=== CHALLENGE ===
Write out the data below in full. Keep it exact.

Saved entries
**********

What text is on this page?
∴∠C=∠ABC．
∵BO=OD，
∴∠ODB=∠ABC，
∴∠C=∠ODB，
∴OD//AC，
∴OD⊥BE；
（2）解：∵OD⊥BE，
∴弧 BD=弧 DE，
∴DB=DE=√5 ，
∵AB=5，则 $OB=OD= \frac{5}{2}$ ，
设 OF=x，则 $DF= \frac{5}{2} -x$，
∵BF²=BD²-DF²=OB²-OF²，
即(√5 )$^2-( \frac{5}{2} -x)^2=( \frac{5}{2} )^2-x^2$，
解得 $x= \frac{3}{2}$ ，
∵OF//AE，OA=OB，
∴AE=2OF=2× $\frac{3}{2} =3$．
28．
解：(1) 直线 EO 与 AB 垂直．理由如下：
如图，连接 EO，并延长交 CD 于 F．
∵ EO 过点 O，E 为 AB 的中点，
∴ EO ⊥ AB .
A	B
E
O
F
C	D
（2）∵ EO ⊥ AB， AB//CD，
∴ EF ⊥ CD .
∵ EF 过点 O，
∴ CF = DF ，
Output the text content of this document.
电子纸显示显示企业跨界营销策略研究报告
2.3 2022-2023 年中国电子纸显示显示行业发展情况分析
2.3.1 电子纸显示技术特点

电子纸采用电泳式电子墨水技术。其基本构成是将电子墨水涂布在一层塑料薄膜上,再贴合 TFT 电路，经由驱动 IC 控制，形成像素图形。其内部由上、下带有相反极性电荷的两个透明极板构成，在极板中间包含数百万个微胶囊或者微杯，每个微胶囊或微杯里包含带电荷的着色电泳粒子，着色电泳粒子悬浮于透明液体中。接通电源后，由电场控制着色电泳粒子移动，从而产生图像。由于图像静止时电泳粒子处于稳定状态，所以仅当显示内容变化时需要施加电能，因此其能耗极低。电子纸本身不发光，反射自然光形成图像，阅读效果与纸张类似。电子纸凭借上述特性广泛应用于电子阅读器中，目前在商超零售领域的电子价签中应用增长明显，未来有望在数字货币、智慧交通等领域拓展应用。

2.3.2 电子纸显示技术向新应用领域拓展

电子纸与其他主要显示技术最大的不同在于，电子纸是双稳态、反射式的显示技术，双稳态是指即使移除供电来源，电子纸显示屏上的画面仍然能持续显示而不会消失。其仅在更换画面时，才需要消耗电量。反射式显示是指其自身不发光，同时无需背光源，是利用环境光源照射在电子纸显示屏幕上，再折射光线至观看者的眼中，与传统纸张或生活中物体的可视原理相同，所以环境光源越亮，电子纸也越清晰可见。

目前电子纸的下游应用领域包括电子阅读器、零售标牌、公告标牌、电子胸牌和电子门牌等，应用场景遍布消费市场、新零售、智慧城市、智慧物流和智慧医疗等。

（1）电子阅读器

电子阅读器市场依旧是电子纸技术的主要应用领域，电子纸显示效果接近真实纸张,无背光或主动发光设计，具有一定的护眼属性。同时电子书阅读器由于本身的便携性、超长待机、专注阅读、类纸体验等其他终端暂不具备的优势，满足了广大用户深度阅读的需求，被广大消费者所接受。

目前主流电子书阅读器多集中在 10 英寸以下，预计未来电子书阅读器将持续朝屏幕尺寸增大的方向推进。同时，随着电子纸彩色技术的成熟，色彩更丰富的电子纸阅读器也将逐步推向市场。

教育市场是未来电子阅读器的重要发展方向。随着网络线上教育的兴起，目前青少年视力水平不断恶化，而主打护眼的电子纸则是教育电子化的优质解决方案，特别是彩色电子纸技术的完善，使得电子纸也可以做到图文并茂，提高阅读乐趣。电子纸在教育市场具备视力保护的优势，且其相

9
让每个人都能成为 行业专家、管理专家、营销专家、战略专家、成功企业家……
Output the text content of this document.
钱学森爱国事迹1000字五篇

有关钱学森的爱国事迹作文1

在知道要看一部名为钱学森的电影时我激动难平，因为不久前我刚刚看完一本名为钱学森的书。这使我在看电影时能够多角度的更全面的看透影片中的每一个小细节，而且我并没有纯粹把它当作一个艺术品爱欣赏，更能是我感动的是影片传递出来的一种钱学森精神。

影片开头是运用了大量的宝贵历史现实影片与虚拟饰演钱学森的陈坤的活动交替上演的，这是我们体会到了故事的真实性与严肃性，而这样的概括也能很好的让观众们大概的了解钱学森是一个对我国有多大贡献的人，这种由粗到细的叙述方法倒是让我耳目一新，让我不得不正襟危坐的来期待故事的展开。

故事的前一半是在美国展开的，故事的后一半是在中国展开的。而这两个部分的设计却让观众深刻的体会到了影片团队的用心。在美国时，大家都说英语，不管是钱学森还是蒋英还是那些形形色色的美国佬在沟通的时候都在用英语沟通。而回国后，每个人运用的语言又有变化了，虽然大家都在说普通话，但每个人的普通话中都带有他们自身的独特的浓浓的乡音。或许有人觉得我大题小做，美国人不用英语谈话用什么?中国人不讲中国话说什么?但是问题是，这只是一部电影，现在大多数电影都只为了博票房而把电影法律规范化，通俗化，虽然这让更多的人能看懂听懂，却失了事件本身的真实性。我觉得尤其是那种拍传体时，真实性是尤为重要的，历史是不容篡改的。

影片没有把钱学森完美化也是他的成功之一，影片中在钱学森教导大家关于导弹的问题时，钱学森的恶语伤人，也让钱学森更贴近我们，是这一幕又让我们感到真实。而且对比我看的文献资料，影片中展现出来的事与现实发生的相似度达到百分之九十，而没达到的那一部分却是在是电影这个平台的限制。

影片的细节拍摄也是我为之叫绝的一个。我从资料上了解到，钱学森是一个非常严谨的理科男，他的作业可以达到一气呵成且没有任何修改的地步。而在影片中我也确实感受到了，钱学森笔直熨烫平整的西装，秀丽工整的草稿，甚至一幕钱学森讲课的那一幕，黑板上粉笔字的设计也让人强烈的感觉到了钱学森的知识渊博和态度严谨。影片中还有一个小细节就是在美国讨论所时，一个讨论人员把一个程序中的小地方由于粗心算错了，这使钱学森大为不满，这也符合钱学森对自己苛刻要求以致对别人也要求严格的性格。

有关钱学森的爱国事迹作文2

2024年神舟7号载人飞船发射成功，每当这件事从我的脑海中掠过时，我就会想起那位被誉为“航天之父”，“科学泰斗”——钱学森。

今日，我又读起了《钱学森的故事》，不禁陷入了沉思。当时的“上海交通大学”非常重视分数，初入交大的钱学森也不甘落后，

**********

=== EXERCISE SOLUTION ===
What text is on this page?
∴∠C=∠ABC．
∵BO=OD，
∴∠ODB=∠ABC，
∴∠C=∠ODB，
∴OD//AC，
∴OD⊥BE；
（2）解：∵OD⊥BE，
∴弧 BD=弧 DE，
∴DB=DE=√5 ，
∵AB=5，则 $OB=OD= \frac{5}{2}$ ，
设 OF=x，则 $DF= \frac{5}{2} -x$，
∵BF²=BD²-DF²=OB²-OF²，
即(√5 )$^2-( \frac{5}{2} -x)^2=( \frac{5}{2} )^2-x^2$，
解得 $x= \frac{3}{2}$ ，
∵OF//AE，OA=OB，
∴AE=2OF=2× $\frac{3}{2} =3$．
28．
解：(1) 直线 EO 与 AB 垂直．理由如下：
如图，连接 EO，并延长交 CD 于 F．
∵ EO 过点 O，E 为 AB 的中点，
∴ EO ⊥ AB .
A	B
E
O
F
C	D
（2）∵ EO ⊥ AB， AB//CD，
∴ EF ⊥ CD .
∵ EF 过点 O，
∴ CF = DF ，
Output the text content of this document.
电子纸显示显示企业跨界营销策略研究报告
2.3 2022-2023 年中国电子纸显示显示行业发展情况分析
2.3.1 电子纸显示技术特点

电子纸采用电泳式电子墨水技术。其基本构成是将电子墨水涂布在一层塑料薄膜上,再贴合 TFT 电路，经由驱动 IC 控制，形成像素图形。其内部由上、下带有相反极性电荷的两个透明极板构成，在极板中间包含数百万个微胶囊或者微杯，每个微胶囊或微杯里包含带电荷的着色电泳粒子，着色电泳粒子悬浮于透明液体中。接通电源后，由电场控制着色电泳粒子移动，从而产生图像。由于图像静止时电泳粒子处于稳定状态，所以仅当显示内容变化时需要施加电能，因此其能耗极低。电子纸本身不发光，反射自然光形成图像，阅读效果与纸张类似。电子纸凭借上述特性广泛应用于电子阅读器中，目前在商超零售领域的电子价签中应用增长明显，未来有望在数字货币、智慧交通等领域拓展应用。

2.3.2 电子纸显示技术向新应用领域拓展

电子纸与其他主要显示技术最大的不同在于，电子纸是双稳态、反射式的显示技术，双稳态是指即使移除供电来源，电子纸显示屏上的画面仍然能持续显示而不会消失。其仅在更换画面时，才需要消耗电量。反射式显示是指其自身不发光，同时无需背光源，是利用环境光源照射在电子纸显示屏幕上，再折射光线至观看者的眼中，与传统纸张或生活中物体的可视原理相同，所以环境光源越亮，电子纸也越清晰可见。

目前电子纸的下游应用领域包括电子阅读器、零售标牌、公告标牌、电子胸牌和电子门牌等，应用场景遍布消费市场、新零售、智慧城市、智慧物流和智慧医疗等。

（1）电子阅读器

电子阅读器市场依旧是电子纸技术的主要应用领域，电子纸显示效果接近真实纸张,无背光或主动发光设计，具有一定的护眼属性。同时电子书阅读器由于本身的便携性、超长待机、专注阅读、类纸体验等其他终端暂不具备的优势，满足了广大用户深度阅读的需求，被广大消费者所接受。

目前主流电子书阅读器多集中在 10 英寸以下，预计未来电子书阅读器将持续朝屏幕尺寸增大的方向推进。同时，随着电子纸彩色技术的成熟，色彩更丰富的电子纸阅读器也将逐步推向市场。

教育市场是未来电子阅读器的重要发展方向。随着网络线上教育的兴起，目前青少年视力水平不断恶化，而主打护眼的电子纸则是教育电子化的优质解决方案，特别是彩色电子纸技术的完善，使得电子纸也可以做到图文并茂，提高阅读乐趣。电子纸在教育市场具备视力保护的优势，且其相

9
让每个人都能成为 行业专家、管理专家、营销专家、战略专家、成功企业家……
Output the text content of this document.
钱学森爱国事迹1000字五篇

有关钱学森的爱国事迹作文1

在知道要看一部名为钱学森的电影时我激动难平，因为不久前我刚刚看完一本名为钱学森的书。这使我在看电影时能够多角度的更全面的看透影片中的每一个小细节，而且我并没有纯粹把它当作一个艺术品爱欣赏，更能是我感动的是影片传递出来的一种钱学森精神。

影片开头是运用了大量的宝贵历史现实影片与虚拟饰演钱学森的陈坤的活动交替上演的，这是我们体会到了故事的真实性与严肃性，而这样的概括也能很好的让观众们大概的了解钱学森是一个对我国有多大贡献的人，这种由粗到细的叙述方法倒是让我耳目一新，让我不得不正襟危坐的来期待故事的展开。

故事的前一半是在美国展开的，故事的后一半是在中国展开的。而这两个部分的设计却让观众深刻的体会到了影片团队的用心。在美国时，大家都说英语，不管是钱学森还是蒋英还是那些形形色色的美国佬在沟通的时候都在用英语沟通。而回国后，每个人运用的语言又有变化了，虽然大家都在说普通话，但每个人的普通话中都带有他们自身的独特的浓浓的乡音。或许有人觉得我大题小做，美国人不用英语谈话用什么?中国人不讲中国话说什么?但是问题是，这只是一部电影，现在大多数电影都只为了博票房而把电影法律规范化，通俗化，虽然这让更多的人能看懂听懂，却失了事件本身的真实性。我觉得尤其是那种拍传体时，真实性是尤为重要的，历史是不容篡改的。

影片没有把钱学森完美化也是他的成功之一，影片中在钱学森教导大家关于导弹的问题时，钱学森的恶语伤人，也让钱学森更贴近我们，是这一幕又让我们感到真实。而且对比我看的文献资料，影片中展现出来的事与现实发生的相似度达到百分之九十，而没达到的那一部分却是在是电影这个平台的限制。

影片的细节拍摄也是我为之叫绝的一个。我从资料上了解到，钱学森是一个非常严谨的理科男，他的作业可以达到一气呵成且没有任何修改的地步。而在影片中我也确实感受到了，钱学森笔直熨烫平整的西装，秀丽工整的草稿，甚至一幕钱学森讲课的那一幕，黑板上粉笔字的设计也让人强烈的感觉到了钱学森的知识渊博和态度严谨。影片中还有一个小细节就是在美国讨论所时，一个讨论人员把一个程序中的小地方由于粗心算错了，这使钱学森大为不满，这也符合钱学森对自己苛刻要求以致对别人也要求严格的性格。

有关钱学森的爱国事迹作文2

2024年神舟7号载人飞船发射成功，每当这件事从我的脑海中掠过时，我就会想起那位被誉为“航天之父”，“科学泰斗”——钱学森。

今日，我又读起了《钱学森的故事》，不禁陷入了沉思。当时的“上海交通大学”非常重视分数，初入交大的钱学森也不甘落后，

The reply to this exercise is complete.